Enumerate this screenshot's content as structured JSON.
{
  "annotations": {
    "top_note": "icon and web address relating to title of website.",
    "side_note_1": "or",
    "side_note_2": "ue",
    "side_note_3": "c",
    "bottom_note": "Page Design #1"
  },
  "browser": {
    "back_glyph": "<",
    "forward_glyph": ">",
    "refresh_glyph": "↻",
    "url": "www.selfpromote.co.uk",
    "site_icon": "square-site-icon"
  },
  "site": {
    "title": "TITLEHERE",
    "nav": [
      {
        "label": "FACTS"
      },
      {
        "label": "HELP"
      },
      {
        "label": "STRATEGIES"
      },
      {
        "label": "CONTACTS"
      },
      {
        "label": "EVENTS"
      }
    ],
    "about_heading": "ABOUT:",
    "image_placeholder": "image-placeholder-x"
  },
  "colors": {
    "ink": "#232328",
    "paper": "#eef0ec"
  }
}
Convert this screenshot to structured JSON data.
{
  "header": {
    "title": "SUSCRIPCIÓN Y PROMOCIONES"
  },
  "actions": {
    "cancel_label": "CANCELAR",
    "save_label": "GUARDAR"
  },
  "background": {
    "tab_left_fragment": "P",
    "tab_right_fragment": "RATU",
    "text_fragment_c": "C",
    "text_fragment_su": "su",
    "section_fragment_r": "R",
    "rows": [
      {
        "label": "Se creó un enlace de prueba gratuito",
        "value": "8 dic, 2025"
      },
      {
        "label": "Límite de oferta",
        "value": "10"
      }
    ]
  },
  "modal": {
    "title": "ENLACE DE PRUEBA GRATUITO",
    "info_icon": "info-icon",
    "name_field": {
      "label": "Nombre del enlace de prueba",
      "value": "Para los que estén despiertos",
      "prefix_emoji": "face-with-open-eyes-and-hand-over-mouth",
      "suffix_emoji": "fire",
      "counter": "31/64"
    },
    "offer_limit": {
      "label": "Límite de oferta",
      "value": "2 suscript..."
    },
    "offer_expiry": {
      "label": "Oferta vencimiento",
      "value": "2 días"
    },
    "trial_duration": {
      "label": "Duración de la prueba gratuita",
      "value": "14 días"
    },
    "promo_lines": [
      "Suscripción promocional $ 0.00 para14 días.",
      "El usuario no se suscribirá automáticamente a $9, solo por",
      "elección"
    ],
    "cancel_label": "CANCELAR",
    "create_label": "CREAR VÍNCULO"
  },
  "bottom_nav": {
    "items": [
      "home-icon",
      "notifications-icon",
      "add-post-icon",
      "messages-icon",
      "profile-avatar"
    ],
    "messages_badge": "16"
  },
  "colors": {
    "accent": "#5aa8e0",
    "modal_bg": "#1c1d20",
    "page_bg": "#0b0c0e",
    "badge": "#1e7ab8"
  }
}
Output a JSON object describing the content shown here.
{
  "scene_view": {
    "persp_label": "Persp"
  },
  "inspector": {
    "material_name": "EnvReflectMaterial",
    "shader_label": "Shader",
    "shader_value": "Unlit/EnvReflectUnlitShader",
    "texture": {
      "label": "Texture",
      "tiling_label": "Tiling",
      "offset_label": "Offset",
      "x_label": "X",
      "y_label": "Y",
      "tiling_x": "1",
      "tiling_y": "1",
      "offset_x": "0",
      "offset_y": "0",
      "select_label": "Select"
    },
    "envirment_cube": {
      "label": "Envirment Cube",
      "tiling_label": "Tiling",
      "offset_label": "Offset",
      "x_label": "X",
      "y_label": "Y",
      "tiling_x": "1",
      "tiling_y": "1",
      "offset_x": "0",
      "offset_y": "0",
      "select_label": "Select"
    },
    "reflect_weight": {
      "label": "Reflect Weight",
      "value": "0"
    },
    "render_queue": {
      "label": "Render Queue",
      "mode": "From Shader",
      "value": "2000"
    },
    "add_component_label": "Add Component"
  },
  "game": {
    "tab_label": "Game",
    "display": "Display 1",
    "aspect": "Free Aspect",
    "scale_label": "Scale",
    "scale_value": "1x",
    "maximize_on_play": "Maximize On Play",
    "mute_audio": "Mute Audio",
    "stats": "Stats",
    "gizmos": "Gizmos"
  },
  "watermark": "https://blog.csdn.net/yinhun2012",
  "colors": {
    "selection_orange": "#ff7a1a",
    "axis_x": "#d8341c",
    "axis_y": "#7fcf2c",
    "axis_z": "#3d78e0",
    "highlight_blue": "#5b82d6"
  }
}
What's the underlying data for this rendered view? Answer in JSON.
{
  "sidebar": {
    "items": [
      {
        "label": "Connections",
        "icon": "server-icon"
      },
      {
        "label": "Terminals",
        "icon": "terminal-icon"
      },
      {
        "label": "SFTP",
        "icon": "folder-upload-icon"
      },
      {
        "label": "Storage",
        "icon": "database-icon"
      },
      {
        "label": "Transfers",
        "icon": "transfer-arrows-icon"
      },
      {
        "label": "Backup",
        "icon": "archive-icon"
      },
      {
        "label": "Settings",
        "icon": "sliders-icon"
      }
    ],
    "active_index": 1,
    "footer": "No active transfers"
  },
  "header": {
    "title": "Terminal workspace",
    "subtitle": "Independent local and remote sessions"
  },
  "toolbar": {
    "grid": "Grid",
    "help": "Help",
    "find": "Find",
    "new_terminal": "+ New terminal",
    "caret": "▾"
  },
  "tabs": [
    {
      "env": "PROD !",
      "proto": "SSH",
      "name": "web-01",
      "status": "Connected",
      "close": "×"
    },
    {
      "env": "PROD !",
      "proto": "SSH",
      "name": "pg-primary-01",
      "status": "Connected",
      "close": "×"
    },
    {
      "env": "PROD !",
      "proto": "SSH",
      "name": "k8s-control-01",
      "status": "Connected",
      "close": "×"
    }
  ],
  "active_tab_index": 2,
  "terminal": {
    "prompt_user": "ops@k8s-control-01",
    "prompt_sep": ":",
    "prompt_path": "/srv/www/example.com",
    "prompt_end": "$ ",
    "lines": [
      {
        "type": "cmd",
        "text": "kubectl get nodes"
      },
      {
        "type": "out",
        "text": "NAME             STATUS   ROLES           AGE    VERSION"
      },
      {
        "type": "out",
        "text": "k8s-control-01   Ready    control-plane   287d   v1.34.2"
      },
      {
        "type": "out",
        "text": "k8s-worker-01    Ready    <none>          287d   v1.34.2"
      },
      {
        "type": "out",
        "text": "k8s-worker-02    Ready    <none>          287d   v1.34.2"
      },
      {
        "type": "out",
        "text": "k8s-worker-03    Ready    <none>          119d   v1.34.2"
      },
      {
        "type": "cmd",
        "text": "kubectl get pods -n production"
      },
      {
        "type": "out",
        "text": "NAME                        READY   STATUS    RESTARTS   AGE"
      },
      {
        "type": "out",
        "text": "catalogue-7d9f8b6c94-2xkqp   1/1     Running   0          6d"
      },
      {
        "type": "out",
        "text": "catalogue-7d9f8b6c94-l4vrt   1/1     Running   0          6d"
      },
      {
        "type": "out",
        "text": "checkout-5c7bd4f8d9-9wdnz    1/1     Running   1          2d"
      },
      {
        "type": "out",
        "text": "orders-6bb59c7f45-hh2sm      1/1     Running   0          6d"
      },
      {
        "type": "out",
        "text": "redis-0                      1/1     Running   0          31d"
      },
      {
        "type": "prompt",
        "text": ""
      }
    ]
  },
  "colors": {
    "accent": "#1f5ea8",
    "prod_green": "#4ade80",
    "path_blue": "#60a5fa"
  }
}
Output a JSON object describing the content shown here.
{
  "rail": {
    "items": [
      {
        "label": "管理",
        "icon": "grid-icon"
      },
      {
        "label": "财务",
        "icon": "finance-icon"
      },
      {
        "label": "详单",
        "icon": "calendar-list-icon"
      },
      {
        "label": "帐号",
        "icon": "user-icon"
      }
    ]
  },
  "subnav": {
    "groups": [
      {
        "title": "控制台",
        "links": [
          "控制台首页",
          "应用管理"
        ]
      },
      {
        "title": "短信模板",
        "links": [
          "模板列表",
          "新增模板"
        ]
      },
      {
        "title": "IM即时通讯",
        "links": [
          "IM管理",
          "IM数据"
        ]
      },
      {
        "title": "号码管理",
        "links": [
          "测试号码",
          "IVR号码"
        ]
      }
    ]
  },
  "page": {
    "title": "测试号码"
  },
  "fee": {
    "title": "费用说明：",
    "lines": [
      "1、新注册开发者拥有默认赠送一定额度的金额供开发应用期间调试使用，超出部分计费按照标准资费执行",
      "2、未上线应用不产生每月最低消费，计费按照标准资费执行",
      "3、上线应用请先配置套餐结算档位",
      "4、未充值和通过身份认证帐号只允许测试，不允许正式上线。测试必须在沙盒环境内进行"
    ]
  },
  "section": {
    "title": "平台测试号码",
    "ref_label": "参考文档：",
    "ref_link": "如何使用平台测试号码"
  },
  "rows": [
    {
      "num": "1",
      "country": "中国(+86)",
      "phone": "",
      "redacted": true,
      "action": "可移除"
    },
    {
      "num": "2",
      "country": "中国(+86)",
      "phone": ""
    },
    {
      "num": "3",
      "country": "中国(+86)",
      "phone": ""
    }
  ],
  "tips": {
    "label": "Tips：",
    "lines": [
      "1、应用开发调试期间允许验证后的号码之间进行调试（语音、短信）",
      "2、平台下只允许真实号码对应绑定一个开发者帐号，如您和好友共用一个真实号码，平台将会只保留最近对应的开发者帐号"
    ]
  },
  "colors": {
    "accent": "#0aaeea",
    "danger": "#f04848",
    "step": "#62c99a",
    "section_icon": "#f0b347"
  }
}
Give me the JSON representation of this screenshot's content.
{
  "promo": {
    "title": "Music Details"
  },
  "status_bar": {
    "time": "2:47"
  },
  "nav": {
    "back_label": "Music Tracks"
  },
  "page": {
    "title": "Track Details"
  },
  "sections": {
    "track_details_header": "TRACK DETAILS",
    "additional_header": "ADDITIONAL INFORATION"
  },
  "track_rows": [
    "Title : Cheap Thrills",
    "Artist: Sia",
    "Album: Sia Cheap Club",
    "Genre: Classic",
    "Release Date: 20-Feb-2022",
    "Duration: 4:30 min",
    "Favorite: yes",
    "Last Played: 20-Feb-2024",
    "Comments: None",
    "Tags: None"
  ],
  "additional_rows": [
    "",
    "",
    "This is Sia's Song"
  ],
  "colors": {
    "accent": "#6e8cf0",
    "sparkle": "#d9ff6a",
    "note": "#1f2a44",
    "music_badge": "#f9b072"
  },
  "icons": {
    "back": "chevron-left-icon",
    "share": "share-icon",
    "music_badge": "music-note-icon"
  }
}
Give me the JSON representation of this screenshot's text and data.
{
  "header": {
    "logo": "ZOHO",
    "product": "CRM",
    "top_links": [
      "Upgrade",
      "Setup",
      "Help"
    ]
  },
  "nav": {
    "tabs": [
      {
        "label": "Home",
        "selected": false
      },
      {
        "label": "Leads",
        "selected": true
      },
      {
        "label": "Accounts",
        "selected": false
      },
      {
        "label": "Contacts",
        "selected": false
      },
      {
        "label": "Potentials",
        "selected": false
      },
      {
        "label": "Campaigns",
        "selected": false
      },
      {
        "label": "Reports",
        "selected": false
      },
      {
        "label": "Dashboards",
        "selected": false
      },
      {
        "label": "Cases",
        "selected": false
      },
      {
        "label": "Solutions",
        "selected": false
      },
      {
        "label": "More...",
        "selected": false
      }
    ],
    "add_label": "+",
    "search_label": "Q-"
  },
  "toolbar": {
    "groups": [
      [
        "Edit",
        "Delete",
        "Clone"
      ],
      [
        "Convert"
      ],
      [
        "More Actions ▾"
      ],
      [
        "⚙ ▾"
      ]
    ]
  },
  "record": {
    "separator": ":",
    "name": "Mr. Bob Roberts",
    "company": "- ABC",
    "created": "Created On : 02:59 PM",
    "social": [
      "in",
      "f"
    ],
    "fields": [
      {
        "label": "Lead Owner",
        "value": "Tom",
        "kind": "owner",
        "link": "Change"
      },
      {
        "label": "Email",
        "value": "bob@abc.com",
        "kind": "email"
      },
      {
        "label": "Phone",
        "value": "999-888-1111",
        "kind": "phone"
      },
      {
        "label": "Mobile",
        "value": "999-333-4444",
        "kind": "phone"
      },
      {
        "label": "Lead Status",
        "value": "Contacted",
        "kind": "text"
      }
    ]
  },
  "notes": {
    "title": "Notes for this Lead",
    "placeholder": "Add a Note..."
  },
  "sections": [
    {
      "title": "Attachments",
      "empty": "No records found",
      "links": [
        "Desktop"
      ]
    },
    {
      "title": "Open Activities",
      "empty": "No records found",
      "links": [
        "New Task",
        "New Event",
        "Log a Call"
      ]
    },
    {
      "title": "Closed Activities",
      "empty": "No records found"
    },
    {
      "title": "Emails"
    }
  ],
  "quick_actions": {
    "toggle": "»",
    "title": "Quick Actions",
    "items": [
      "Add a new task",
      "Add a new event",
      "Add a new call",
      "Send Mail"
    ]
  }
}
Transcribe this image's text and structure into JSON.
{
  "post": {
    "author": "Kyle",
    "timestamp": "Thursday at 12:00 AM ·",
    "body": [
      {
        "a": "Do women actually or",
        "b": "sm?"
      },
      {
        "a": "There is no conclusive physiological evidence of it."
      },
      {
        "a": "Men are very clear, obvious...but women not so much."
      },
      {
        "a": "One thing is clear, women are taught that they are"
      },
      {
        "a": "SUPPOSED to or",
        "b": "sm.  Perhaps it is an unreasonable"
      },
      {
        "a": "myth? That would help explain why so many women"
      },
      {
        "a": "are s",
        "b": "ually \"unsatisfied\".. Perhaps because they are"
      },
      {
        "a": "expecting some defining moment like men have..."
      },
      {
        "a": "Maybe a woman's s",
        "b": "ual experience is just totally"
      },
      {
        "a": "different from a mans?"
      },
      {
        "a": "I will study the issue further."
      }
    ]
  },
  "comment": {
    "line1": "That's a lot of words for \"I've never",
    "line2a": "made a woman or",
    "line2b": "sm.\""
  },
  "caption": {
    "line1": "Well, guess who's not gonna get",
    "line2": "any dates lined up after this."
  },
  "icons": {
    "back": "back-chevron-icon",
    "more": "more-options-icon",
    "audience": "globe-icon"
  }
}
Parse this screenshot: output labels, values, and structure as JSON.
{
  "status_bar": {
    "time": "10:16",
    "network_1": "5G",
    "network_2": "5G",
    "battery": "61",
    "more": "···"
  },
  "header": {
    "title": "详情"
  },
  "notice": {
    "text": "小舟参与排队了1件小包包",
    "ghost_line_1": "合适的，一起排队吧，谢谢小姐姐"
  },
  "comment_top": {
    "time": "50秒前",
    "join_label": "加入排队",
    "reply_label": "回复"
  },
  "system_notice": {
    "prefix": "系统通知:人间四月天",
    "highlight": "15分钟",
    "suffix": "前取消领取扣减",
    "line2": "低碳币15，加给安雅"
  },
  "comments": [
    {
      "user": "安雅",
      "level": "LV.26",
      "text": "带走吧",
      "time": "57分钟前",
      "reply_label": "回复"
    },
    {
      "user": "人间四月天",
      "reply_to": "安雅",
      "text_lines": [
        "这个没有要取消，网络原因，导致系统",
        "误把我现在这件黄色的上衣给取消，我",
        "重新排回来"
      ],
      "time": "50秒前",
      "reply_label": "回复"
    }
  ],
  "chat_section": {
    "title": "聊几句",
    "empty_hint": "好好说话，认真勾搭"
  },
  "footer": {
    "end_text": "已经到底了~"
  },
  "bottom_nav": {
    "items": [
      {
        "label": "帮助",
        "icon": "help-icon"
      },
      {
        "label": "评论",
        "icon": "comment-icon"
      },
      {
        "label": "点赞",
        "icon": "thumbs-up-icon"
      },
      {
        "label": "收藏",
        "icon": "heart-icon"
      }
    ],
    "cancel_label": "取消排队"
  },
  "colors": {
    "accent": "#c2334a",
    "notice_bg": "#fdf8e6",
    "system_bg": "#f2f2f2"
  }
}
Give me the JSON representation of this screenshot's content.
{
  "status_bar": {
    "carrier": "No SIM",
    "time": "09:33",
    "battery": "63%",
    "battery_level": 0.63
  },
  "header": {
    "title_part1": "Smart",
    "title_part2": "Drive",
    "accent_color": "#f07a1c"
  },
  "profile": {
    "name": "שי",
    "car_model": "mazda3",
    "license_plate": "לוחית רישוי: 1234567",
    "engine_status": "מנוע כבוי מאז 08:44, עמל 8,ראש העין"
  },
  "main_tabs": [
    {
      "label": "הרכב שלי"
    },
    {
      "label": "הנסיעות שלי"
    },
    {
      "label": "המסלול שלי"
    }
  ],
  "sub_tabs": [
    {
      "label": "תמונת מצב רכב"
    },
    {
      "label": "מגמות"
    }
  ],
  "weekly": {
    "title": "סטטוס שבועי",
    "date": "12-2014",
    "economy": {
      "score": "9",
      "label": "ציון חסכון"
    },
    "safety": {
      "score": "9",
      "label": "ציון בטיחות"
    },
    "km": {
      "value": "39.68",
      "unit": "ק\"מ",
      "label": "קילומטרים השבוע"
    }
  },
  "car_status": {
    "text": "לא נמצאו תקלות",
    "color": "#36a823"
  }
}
───
== The exercise ==
Return each line of the listing that holds the string "kubectl".

== Result ==
        "text": "kubectl get nodes"
        "text": "kubectl get pods -n production"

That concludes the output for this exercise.